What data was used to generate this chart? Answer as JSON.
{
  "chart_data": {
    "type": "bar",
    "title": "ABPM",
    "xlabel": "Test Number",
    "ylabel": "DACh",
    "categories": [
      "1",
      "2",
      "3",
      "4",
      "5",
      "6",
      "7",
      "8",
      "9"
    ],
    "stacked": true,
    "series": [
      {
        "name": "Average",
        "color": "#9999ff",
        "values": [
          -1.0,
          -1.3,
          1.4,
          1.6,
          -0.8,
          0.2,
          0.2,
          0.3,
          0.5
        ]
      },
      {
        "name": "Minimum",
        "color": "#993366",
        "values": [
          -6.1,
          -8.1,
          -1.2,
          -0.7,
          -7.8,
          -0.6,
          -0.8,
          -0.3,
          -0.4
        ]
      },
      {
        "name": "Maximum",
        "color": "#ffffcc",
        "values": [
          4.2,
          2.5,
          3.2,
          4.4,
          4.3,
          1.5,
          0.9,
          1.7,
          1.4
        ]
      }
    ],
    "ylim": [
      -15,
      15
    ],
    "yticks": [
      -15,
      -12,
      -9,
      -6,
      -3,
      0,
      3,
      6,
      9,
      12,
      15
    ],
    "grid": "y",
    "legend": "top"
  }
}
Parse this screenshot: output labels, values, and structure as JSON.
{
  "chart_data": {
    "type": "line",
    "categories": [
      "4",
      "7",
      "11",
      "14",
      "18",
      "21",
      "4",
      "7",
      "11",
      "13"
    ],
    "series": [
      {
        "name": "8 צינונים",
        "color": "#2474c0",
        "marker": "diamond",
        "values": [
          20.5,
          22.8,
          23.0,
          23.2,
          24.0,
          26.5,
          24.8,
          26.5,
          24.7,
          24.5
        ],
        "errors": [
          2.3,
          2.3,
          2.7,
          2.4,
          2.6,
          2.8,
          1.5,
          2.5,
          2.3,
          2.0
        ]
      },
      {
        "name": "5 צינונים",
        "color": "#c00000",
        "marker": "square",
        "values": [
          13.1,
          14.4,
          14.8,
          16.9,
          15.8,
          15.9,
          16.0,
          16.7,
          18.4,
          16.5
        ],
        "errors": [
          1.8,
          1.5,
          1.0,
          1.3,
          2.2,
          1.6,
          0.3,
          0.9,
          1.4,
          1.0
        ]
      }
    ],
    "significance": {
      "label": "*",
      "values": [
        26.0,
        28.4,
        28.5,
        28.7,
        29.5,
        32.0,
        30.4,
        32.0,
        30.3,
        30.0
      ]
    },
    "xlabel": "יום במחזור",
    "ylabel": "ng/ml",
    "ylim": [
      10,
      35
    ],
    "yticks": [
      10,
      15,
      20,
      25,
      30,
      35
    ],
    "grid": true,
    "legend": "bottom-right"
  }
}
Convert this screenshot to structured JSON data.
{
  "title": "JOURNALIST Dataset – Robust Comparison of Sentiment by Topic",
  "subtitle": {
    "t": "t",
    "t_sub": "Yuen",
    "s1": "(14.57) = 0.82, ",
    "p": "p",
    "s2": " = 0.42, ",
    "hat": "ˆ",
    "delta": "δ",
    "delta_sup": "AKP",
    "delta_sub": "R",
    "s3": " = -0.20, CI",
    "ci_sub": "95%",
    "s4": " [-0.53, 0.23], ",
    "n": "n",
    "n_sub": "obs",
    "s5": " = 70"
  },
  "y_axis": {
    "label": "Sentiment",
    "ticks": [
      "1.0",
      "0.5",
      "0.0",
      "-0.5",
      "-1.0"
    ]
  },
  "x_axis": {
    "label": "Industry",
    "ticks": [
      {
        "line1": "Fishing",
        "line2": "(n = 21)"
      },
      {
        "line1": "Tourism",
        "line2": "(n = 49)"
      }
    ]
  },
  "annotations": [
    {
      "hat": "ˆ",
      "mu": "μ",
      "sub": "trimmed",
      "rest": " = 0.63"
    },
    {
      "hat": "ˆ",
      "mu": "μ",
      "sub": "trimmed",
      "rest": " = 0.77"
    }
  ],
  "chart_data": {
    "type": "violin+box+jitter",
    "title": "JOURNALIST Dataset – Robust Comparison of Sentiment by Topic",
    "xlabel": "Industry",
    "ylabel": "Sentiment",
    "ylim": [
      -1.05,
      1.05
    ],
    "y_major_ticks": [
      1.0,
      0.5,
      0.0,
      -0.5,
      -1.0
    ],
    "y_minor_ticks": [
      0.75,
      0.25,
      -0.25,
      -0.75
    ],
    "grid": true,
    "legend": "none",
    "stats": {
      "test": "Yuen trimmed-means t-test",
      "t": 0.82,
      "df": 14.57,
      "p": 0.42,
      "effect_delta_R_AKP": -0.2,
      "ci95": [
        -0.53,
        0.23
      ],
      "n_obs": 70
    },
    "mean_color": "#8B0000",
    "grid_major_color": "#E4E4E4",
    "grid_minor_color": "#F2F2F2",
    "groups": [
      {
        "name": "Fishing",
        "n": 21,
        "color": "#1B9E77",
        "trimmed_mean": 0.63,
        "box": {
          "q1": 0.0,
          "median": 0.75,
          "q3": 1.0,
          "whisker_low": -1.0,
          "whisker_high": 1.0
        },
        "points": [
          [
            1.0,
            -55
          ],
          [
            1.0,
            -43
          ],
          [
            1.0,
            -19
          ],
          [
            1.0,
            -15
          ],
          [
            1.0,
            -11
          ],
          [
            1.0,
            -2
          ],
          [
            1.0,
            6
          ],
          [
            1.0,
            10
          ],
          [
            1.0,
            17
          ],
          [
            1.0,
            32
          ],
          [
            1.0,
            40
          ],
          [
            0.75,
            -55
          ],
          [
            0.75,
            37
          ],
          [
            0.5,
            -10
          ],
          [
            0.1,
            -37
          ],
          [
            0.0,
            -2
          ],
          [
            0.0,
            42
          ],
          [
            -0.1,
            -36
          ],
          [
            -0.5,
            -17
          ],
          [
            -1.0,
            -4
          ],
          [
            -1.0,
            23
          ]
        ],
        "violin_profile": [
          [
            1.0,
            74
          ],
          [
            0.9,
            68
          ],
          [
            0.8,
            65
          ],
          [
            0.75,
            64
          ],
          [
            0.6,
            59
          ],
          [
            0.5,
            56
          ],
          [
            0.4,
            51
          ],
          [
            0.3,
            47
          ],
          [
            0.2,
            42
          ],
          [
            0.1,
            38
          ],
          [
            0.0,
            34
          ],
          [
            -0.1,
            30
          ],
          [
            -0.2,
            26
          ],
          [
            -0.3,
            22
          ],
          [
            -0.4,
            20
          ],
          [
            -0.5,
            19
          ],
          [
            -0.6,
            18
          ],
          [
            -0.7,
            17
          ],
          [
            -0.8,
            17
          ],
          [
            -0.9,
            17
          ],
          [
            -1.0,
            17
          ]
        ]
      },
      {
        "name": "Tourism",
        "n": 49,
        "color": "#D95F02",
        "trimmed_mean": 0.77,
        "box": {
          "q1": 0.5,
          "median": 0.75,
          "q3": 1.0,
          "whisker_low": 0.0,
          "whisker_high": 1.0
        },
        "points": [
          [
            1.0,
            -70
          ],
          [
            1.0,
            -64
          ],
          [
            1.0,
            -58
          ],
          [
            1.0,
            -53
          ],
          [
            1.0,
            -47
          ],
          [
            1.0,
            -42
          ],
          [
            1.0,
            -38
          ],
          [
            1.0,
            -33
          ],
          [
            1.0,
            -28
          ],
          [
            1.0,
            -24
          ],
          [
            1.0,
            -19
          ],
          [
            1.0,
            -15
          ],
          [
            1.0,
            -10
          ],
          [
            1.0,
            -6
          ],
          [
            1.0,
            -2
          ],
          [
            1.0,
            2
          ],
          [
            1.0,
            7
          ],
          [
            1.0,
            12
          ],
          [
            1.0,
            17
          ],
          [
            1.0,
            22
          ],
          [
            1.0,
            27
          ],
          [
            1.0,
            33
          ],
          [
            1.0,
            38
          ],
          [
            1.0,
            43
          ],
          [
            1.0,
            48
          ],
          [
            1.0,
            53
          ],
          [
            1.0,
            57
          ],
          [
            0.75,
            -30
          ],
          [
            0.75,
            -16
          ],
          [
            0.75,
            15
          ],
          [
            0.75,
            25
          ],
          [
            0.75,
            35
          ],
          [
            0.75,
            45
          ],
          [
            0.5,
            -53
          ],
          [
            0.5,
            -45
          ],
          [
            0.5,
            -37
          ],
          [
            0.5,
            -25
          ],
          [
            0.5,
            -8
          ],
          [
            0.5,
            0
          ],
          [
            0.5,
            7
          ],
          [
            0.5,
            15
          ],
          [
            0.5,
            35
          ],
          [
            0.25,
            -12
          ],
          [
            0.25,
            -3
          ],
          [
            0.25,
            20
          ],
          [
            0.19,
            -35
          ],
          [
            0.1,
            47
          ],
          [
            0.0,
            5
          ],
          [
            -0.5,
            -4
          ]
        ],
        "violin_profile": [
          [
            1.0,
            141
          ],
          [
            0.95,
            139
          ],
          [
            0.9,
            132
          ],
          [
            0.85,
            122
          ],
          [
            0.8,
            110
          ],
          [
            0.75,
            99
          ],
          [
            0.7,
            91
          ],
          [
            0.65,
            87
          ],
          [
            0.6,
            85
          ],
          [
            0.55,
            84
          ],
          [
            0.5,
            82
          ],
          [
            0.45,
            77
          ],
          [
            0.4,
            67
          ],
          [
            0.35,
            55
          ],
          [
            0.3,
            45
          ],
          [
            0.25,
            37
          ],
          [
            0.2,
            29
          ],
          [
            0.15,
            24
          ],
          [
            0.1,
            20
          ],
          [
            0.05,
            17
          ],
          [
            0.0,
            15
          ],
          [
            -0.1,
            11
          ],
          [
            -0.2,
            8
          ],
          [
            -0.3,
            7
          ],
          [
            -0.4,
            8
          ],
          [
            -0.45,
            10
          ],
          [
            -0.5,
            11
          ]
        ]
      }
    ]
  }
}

**What to work on**:
Among the lines of the data, identify those with the word "Topic". Copy each of them.

**Written response**:
  "title": "JOURNALIST Dataset – Robust Comparison of Sentiment by Topic",
    "title": "JOURNALIST Dataset – Robust Comparison of Sentiment by Topic",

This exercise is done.